**What to produce:** Check each line for the string "клетки". Give only the count of lines that have it.

**Information shown:**
--

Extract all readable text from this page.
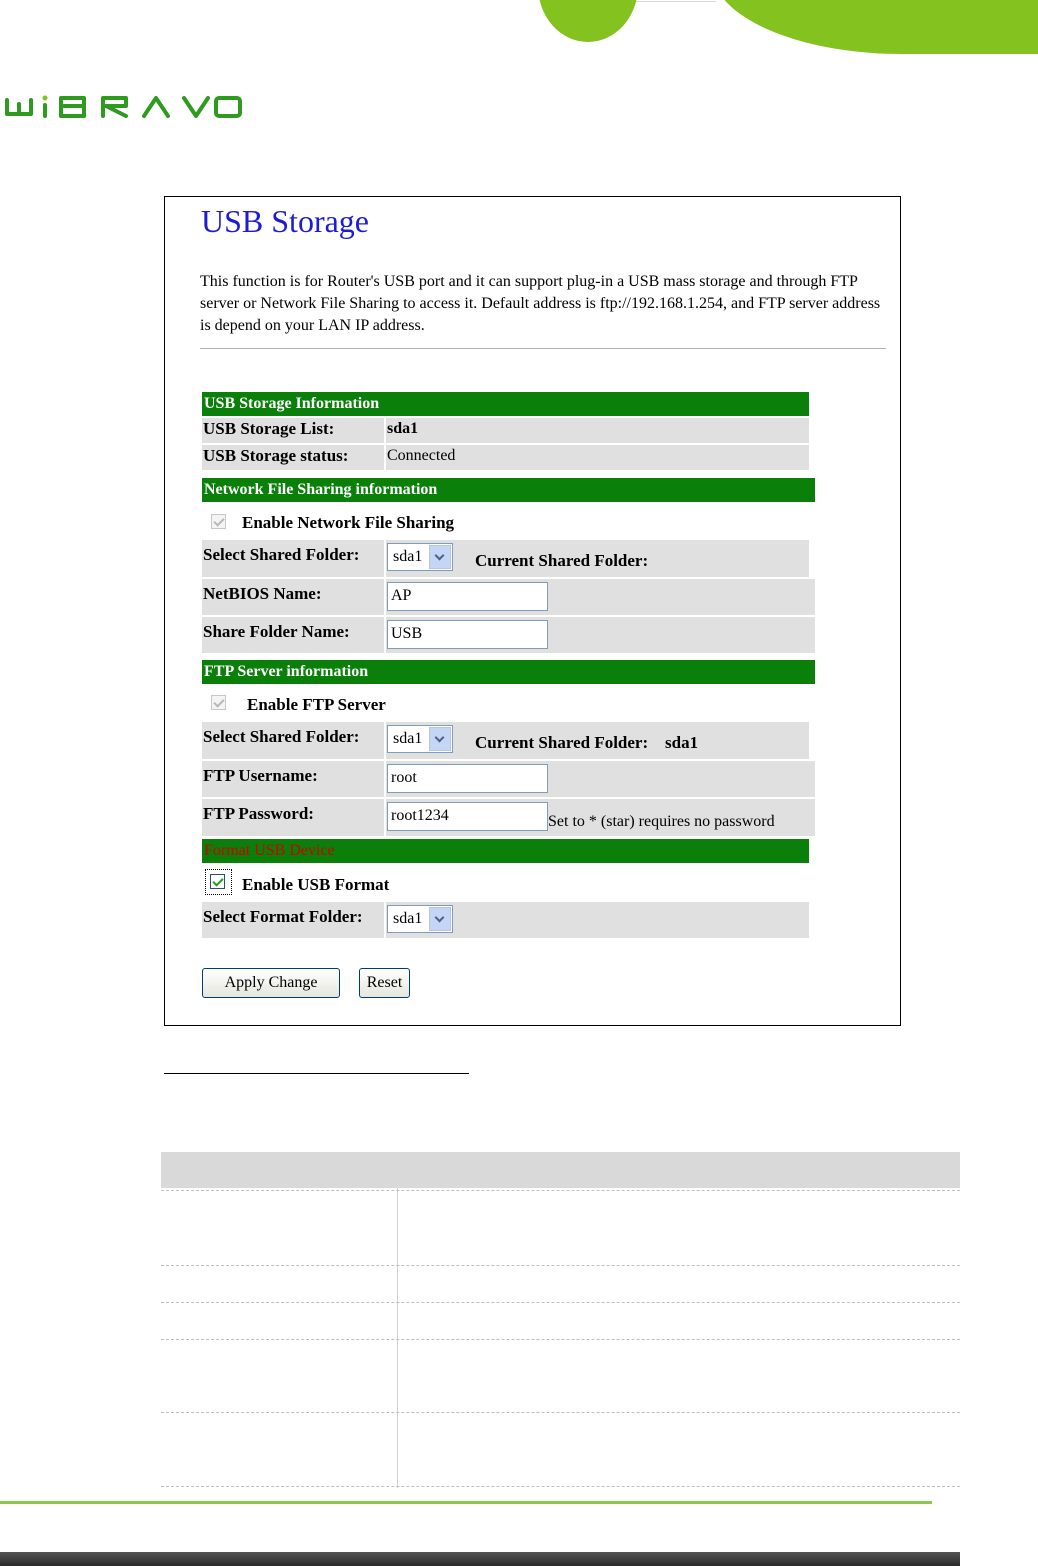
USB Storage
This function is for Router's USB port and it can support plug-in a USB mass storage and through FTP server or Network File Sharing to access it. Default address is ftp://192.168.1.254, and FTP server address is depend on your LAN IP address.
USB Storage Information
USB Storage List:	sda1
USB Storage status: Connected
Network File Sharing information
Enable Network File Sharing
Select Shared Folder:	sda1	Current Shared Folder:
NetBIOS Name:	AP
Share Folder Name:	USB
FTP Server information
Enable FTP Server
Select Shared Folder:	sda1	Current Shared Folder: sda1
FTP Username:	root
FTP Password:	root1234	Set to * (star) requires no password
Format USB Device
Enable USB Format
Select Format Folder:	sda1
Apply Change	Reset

--

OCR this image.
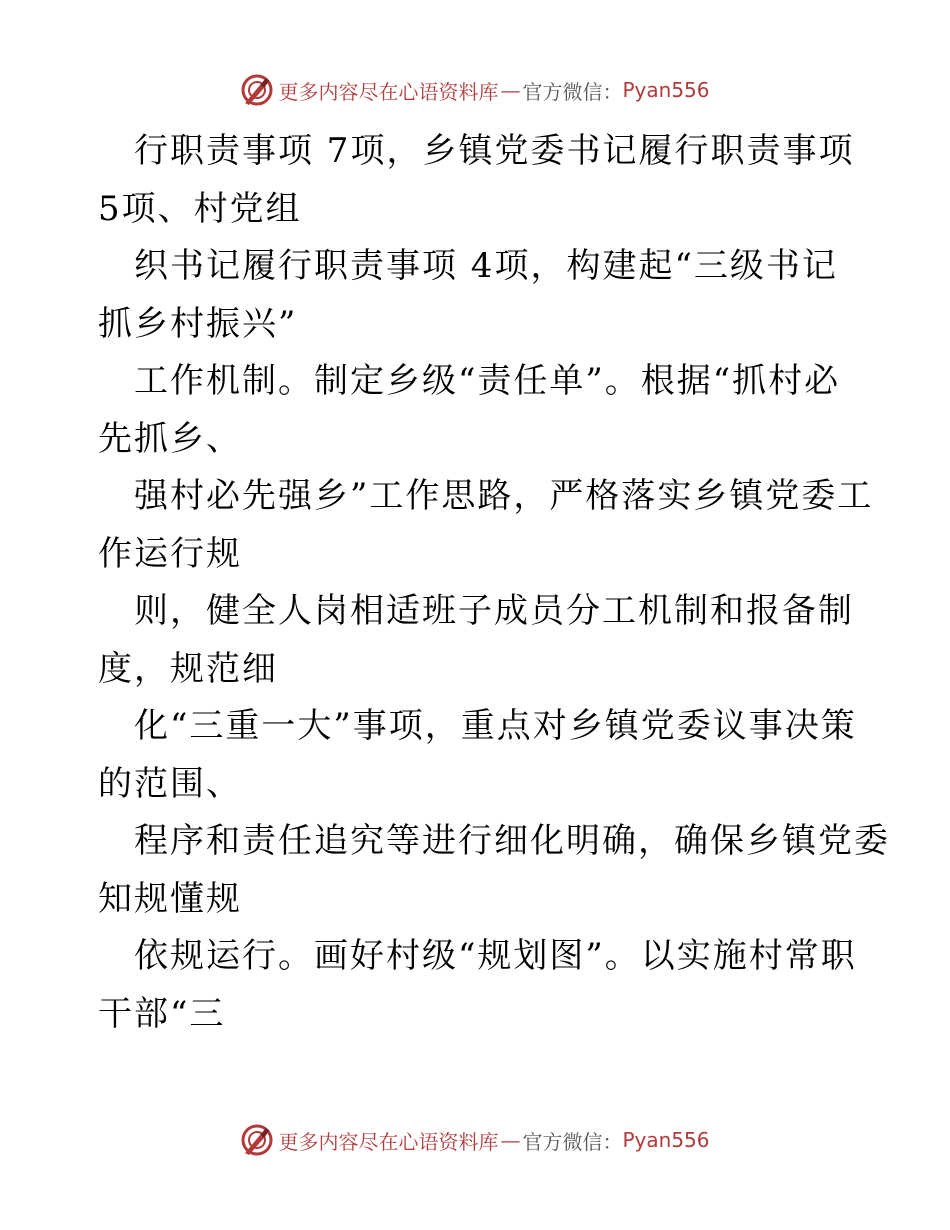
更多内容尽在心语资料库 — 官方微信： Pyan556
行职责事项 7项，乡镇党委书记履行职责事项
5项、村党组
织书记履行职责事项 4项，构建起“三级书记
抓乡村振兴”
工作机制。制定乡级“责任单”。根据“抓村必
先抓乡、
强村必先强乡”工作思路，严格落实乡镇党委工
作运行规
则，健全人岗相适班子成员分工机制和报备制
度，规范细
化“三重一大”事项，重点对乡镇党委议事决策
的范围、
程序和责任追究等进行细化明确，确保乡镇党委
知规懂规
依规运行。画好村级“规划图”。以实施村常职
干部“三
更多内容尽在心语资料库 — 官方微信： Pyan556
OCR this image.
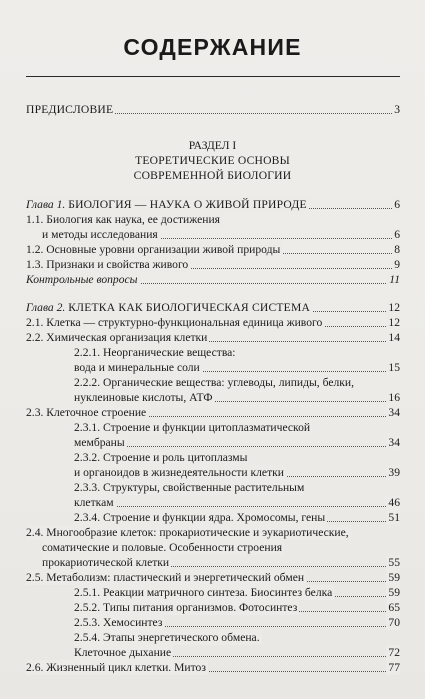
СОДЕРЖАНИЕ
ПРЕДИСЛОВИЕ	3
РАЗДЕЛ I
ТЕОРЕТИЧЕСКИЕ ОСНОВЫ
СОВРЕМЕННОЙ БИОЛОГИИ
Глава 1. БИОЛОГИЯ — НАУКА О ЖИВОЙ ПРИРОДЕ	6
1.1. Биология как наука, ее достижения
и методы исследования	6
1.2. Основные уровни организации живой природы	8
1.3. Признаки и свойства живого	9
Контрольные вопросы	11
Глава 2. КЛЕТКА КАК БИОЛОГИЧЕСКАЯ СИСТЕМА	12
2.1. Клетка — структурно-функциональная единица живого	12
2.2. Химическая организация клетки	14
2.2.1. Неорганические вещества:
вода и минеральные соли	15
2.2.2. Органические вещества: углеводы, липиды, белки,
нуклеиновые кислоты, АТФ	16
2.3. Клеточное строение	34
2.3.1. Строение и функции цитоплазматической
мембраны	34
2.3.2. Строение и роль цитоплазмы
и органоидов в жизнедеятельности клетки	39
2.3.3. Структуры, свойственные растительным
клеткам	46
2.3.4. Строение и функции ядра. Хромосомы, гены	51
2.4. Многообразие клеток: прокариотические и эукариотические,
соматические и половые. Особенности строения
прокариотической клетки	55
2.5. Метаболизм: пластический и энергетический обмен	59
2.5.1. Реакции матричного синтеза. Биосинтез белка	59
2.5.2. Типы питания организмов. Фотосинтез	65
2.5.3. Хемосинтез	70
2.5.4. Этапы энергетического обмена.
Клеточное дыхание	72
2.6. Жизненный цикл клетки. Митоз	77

--

**Response to the task:** 4